## [Stated goal]
Within the material below, find each line bearing the word "vegetation" and present it.

## [Records for the task]
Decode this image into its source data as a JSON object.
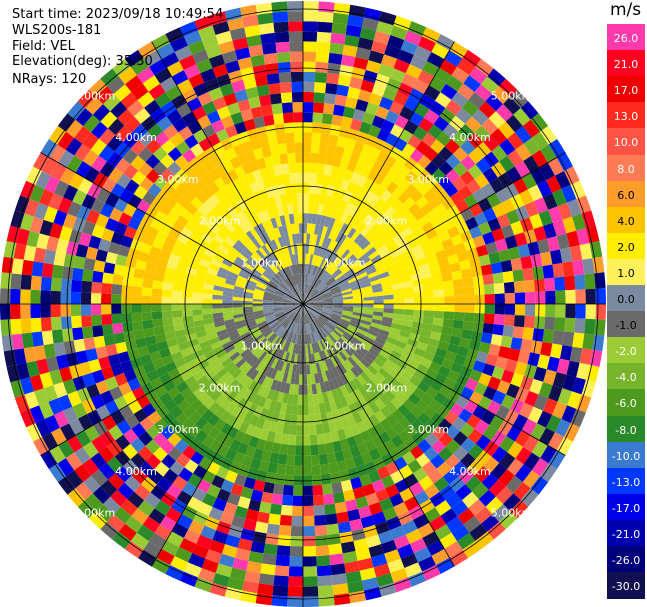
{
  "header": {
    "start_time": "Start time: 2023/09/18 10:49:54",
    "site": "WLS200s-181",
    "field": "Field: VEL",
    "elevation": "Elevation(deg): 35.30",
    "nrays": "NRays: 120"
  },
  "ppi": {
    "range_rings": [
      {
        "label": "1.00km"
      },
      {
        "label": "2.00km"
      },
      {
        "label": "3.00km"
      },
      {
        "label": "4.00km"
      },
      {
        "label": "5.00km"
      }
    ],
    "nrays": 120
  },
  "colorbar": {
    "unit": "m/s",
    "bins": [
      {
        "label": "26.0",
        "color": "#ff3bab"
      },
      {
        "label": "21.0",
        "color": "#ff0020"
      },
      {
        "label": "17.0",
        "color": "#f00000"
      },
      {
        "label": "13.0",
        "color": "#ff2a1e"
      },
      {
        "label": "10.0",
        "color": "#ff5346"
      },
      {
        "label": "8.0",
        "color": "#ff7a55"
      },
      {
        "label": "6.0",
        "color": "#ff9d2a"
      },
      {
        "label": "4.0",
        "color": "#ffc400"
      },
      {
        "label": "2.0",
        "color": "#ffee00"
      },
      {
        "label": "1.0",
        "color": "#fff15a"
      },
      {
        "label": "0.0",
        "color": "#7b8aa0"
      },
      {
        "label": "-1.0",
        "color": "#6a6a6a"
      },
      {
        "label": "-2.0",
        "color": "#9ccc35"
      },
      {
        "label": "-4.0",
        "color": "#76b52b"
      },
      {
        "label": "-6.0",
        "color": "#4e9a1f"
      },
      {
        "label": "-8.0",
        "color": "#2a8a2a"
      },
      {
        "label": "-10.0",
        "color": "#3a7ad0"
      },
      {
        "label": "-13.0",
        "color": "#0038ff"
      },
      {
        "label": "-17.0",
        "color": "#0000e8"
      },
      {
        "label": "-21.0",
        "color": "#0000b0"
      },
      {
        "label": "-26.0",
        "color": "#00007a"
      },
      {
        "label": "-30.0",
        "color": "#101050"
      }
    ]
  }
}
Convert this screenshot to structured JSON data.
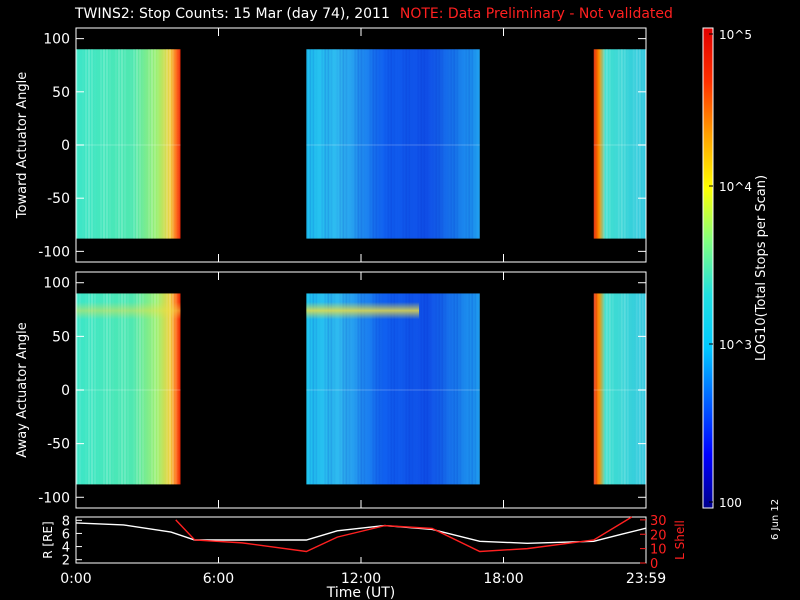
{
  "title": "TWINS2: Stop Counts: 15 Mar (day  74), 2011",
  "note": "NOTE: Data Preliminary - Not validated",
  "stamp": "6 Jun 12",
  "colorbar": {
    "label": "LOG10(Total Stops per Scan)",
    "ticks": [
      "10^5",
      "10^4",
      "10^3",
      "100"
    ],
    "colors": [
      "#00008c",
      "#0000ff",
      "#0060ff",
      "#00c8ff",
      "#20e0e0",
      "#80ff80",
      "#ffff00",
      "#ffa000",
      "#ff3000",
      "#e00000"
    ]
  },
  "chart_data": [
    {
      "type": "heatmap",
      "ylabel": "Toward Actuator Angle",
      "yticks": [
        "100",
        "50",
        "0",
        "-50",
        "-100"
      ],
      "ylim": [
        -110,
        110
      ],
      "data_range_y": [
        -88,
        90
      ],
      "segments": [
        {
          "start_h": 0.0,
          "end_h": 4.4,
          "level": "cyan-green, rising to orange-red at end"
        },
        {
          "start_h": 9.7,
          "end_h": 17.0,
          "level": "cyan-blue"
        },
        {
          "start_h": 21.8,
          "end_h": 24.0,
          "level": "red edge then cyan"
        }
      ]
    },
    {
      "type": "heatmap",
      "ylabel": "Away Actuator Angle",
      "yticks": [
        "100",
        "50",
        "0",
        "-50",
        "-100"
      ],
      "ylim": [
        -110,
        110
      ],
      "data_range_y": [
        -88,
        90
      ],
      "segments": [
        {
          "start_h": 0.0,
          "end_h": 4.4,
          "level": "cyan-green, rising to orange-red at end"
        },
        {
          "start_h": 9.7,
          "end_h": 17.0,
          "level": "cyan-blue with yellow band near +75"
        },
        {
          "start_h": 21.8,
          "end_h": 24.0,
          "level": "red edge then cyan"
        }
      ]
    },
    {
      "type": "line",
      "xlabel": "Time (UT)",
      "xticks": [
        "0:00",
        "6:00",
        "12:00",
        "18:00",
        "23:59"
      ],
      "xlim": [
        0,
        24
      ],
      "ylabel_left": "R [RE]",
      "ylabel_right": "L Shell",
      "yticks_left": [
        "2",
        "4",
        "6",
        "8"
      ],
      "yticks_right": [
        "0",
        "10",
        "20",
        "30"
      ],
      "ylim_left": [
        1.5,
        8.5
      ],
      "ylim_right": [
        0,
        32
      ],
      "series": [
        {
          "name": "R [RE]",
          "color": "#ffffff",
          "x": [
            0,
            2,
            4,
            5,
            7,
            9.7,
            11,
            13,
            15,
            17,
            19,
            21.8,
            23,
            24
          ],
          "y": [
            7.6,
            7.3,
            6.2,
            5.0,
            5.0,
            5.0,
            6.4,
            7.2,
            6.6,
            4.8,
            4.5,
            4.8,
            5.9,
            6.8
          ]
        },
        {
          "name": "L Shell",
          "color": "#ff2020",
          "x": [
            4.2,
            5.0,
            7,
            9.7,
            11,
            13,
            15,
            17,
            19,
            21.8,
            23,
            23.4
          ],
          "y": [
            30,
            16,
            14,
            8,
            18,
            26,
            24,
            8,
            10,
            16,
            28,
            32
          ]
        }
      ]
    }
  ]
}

...

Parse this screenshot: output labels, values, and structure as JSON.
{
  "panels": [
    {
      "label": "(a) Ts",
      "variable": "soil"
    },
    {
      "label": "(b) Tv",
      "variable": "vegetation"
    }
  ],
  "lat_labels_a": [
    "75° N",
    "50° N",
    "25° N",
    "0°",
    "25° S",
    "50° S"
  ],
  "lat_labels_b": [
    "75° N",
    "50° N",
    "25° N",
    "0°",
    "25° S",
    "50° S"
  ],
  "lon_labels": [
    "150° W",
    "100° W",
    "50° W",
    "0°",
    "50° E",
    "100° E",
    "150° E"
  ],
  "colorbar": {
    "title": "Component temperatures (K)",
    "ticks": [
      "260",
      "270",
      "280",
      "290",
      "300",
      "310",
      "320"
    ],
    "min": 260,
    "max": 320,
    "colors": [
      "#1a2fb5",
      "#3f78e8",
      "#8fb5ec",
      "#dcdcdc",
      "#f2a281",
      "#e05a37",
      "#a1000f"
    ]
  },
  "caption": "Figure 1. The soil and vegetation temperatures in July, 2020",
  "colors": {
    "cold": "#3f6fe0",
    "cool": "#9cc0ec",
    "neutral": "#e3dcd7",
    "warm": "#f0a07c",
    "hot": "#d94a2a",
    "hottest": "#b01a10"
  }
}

## [Response]
      "variable": "vegetation"
  "caption": "Figure 1. The soil and vegetation temperatures in July, 2020",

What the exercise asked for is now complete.